[Extracted data entries]
* begin *
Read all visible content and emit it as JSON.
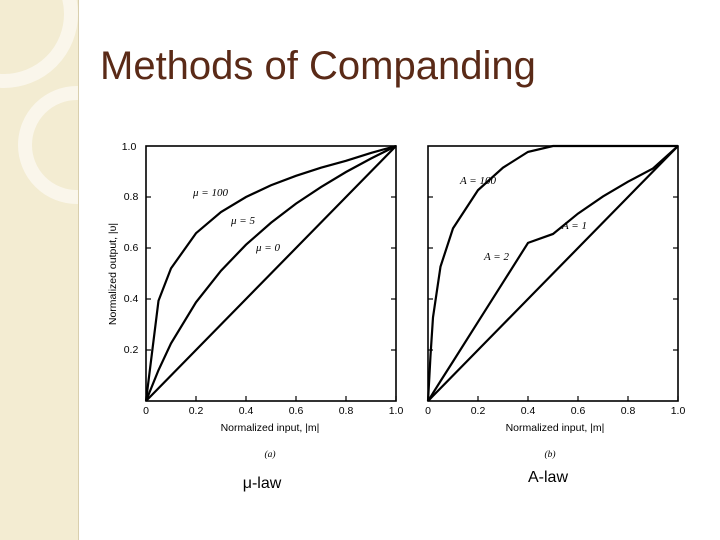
{
  "slide": {
    "title": "Methods of Companding"
  },
  "chart_data": [
    {
      "type": "line",
      "panel_label": "(a)",
      "caption": "μ-law",
      "xlabel": "Normalized input, |m|",
      "ylabel": "Normalized output, |υ|",
      "xlim": [
        0,
        1
      ],
      "ylim": [
        0,
        1
      ],
      "x_ticks": [
        "0",
        "0.2",
        "0.4",
        "0.6",
        "0.8",
        "1.0"
      ],
      "y_ticks": [
        "0.2",
        "0.4",
        "0.6",
        "0.8",
        "1.0"
      ],
      "x": [
        0,
        0.05,
        0.1,
        0.2,
        0.3,
        0.4,
        0.5,
        0.6,
        0.7,
        0.8,
        0.9,
        1.0
      ],
      "series": [
        {
          "name": "μ = 100",
          "values": [
            0,
            0.393,
            0.52,
            0.658,
            0.741,
            0.8,
            0.846,
            0.883,
            0.915,
            0.942,
            0.973,
            1.0
          ]
        },
        {
          "name": "μ = 5",
          "values": [
            0,
            0.121,
            0.226,
            0.387,
            0.511,
            0.613,
            0.699,
            0.774,
            0.839,
            0.898,
            0.951,
            1.0
          ]
        },
        {
          "name": "μ = 0",
          "values": [
            0,
            0.05,
            0.1,
            0.2,
            0.3,
            0.4,
            0.5,
            0.6,
            0.7,
            0.8,
            0.9,
            1.0
          ]
        }
      ]
    },
    {
      "type": "line",
      "panel_label": "(b)",
      "caption": "A-law",
      "xlabel": "Normalized input, |m|",
      "xlim": [
        0,
        1
      ],
      "ylim": [
        0,
        1
      ],
      "x_ticks": [
        "0",
        "0.2",
        "0.4",
        "0.6",
        "0.8",
        "1.0"
      ],
      "x": [
        0,
        0.005,
        0.01,
        0.02,
        0.05,
        0.1,
        0.2,
        0.3,
        0.4,
        0.5,
        0.6,
        0.7,
        0.8,
        0.9,
        1.0
      ],
      "series": [
        {
          "name": "A = 100",
          "values": [
            0,
            0.087,
            0.178,
            0.328,
            0.527,
            0.677,
            0.827,
            0.915,
            0.977,
            1.0,
            1.0,
            1.0,
            1.0,
            1.0,
            1.0
          ]
        },
        {
          "name": "A = 2",
          "values": [
            0,
            0.008,
            0.015,
            0.031,
            0.078,
            0.155,
            0.31,
            0.465,
            0.62,
            0.655,
            0.735,
            0.802,
            0.86,
            0.912,
            1.0
          ]
        },
        {
          "name": "A = 1",
          "values": [
            0,
            0.005,
            0.01,
            0.02,
            0.05,
            0.1,
            0.2,
            0.3,
            0.4,
            0.5,
            0.6,
            0.7,
            0.8,
            0.9,
            1.0
          ]
        }
      ]
    }
  ]
}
* end *
(To do) From the data above, work out how many lines hold "name". Answer with the number alone.

(Expected answer) 6